### WHAT YOU ARE ASKED TO DO
Every line of the material below must be repeated exactly.

### SUPPLIED RECORDS
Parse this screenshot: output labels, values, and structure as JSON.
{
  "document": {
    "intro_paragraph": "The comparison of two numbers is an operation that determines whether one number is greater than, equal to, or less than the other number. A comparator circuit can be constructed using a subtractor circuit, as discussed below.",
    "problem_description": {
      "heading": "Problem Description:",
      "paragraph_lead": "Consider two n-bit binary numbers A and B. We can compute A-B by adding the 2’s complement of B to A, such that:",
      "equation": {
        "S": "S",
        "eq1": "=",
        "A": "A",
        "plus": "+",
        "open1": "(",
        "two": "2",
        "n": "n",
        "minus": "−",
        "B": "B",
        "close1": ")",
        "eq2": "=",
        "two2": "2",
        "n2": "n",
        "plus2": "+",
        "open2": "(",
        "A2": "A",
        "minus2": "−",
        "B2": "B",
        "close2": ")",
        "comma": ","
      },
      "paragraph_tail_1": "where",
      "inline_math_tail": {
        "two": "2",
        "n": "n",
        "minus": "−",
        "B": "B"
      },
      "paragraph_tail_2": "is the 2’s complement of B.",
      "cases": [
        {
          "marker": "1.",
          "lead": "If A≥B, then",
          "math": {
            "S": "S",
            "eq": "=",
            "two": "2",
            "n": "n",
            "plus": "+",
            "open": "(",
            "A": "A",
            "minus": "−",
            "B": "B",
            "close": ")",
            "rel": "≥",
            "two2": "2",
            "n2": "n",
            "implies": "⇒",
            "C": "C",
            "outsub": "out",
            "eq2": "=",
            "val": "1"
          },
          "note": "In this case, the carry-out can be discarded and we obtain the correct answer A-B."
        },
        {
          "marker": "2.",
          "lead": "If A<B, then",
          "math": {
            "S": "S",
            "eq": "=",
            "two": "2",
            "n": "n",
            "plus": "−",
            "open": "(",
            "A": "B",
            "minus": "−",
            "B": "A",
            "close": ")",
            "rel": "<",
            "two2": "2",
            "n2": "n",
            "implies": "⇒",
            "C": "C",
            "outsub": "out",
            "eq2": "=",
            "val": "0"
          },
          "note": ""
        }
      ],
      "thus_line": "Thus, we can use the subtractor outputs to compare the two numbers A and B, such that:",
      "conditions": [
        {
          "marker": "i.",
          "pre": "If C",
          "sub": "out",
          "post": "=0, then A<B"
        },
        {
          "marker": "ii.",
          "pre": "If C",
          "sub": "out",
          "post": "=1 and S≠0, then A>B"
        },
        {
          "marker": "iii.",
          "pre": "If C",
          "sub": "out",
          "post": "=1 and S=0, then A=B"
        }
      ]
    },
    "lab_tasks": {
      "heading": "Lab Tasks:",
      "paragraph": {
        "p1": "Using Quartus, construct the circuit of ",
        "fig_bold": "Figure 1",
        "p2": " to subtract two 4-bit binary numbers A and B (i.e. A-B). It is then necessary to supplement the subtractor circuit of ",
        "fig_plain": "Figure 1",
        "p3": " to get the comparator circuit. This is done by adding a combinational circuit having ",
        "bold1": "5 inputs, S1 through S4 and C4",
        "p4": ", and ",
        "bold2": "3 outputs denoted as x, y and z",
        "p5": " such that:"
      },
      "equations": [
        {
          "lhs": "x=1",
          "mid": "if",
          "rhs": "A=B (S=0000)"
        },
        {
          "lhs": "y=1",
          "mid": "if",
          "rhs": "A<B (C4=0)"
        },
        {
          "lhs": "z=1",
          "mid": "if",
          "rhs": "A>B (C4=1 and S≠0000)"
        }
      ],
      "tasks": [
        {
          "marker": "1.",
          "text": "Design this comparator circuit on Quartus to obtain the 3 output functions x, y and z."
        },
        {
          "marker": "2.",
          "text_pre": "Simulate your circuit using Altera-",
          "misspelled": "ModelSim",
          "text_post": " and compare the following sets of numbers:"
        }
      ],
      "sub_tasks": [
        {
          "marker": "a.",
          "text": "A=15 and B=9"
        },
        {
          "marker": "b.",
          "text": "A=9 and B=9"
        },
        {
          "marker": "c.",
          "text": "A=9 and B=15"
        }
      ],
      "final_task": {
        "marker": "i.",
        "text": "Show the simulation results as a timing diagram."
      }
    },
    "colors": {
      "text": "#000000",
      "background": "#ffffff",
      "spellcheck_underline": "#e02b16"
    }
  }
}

### ANSWER TO THIS PROBLEM
Parse this screenshot: output labels, values, and structure as JSON.
{
  "document": {
    "intro_paragraph": "The comparison of two numbers is an operation that determines whether one number is greater than, equal to, or less than the other number. A comparator circuit can be constructed using a subtractor circuit, as discussed below.",
    "problem_description": {
      "heading": "Problem Description:",
      "paragraph_lead": "Consider two n-bit binary numbers A and B. We can compute A-B by adding the 2’s complement of B to A, such that:",
      "equation": {
        "S": "S",
        "eq1": "=",
        "A": "A",
        "plus": "+",
        "open1": "(",
        "two": "2",
        "n": "n",
        "minus": "−",
        "B": "B",
        "close1": ")",
        "eq2": "=",
        "two2": "2",
        "n2": "n",
        "plus2": "+",
        "open2": "(",
        "A2": "A",
        "minus2": "−",
        "B2": "B",
        "close2": ")",
        "comma": ","
      },
      "paragraph_tail_1": "where",
      "inline_math_tail": {
        "two": "2",
        "n": "n",
        "minus": "−",
        "B": "B"
      },
      "paragraph_tail_2": "is the 2’s complement of B.",
      "cases": [
        {
          "marker": "1.",
          "lead": "If A≥B, then",
          "math": {
            "S": "S",
            "eq": "=",
            "two": "2",
            "n": "n",
            "plus": "+",
            "open": "(",
            "A": "A",
            "minus": "−",
            "B": "B",
            "close": ")",
            "rel": "≥",
            "two2": "2",
            "n2": "n",
            "implies": "⇒",
            "C": "C",
            "outsub": "out",
            "eq2": "=",
            "val": "1"
          },
          "note": "In this case, the carry-out can be discarded and we obtain the correct answer A-B."
        },
        {
          "marker": "2.",
          "lead": "If A<B, then",
          "math": {
            "S": "S",
            "eq": "=",
            "two": "2",
            "n": "n",
            "plus": "−",
            "open": "(",
            "A": "B",
            "minus": "−",
            "B": "A",
            "close": ")",
            "rel": "<",
            "two2": "2",
            "n2": "n",
            "implies": "⇒",
            "C": "C",
            "outsub": "out",
            "eq2": "=",
            "val": "0"
          },
          "note": ""
        }
      ],
      "thus_line": "Thus, we can use the subtractor outputs to compare the two numbers A and B, such that:",
      "conditions": [
        {
          "marker": "i.",
          "pre": "If C",
          "sub": "out",
          "post": "=0, then A<B"
        },
        {
          "marker": "ii.",
          "pre": "If C",
          "sub": "out",
          "post": "=1 and S≠0, then A>B"
        },
        {
          "marker": "iii.",
          "pre": "If C",
          "sub": "out",
          "post": "=1 and S=0, then A=B"
        }
      ]
    },
    "lab_tasks": {
      "heading": "Lab Tasks:",
      "paragraph": {
        "p1": "Using Quartus, construct the circuit of ",
        "fig_bold": "Figure 1",
        "p2": " to subtract two 4-bit binary numbers A and B (i.e. A-B). It is then necessary to supplement the subtractor circuit of ",
        "fig_plain": "Figure 1",
        "p3": " to get the comparator circuit. This is done by adding a combinational circuit having ",
        "bold1": "5 inputs, S1 through S4 and C4",
        "p4": ", and ",
        "bold2": "3 outputs denoted as x, y and z",
        "p5": " such that:"
      },
      "equations": [
        {
          "lhs": "x=1",
          "mid": "if",
          "rhs": "A=B (S=0000)"
        },
        {
          "lhs": "y=1",
          "mid": "if",
          "rhs": "A<B (C4=0)"
        },
        {
          "lhs": "z=1",
          "mid": "if",
          "rhs": "A>B (C4=1 and S≠0000)"
        }
      ],
      "tasks": [
        {
          "marker": "1.",
          "text": "Design this comparator circuit on Quartus to obtain the 3 output functions x, y and z."
        },
        {
          "marker": "2.",
          "text_pre": "Simulate your circuit using Altera-",
          "misspelled": "ModelSim",
          "text_post": " and compare the following sets of numbers:"
        }
      ],
      "sub_tasks": [
        {
          "marker": "a.",
          "text": "A=15 and B=9"
        },
        {
          "marker": "b.",
          "text": "A=9 and B=9"
        },
        {
          "marker": "c.",
          "text": "A=9 and B=15"
        }
      ],
      "final_task": {
        "marker": "i.",
        "text": "Show the simulation results as a timing diagram."
      }
    },
    "colors": {
      "text": "#000000",
      "background": "#ffffff",
      "spellcheck_underline": "#e02b16"
    }
  }
}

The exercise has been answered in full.